[Dataset entries]
* * * * * * *

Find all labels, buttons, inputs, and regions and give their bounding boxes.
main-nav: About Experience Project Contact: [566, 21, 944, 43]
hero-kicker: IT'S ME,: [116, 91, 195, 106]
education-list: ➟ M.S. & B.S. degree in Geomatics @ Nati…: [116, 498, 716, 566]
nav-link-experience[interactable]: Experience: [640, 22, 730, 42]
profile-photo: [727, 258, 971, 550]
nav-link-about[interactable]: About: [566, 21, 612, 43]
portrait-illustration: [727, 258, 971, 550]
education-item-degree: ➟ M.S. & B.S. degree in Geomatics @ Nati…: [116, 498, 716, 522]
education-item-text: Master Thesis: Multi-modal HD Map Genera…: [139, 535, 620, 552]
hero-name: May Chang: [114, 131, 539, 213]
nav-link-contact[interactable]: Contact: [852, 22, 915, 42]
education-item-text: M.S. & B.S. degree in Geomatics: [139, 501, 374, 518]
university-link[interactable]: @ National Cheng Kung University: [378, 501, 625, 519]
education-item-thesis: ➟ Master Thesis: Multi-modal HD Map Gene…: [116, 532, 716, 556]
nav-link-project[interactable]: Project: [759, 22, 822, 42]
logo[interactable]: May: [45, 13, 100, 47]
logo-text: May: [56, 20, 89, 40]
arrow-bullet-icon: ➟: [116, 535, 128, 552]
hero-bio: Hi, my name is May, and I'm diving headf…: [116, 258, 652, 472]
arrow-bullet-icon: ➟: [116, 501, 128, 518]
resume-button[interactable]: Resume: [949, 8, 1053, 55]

* * * * * * *

#### TASK DESCRIPTION:
Pick out each line in the records above that contains the string "Multi" and copy those lines.

#### CORRECT RESPONSE:
education-item-text: Master Thesis: Multi-modal HD Map Genera…: [139, 535, 620, 552]
education-item-thesis: ➟ Master Thesis: Multi-modal HD Map Gene…: [116, 532, 716, 556]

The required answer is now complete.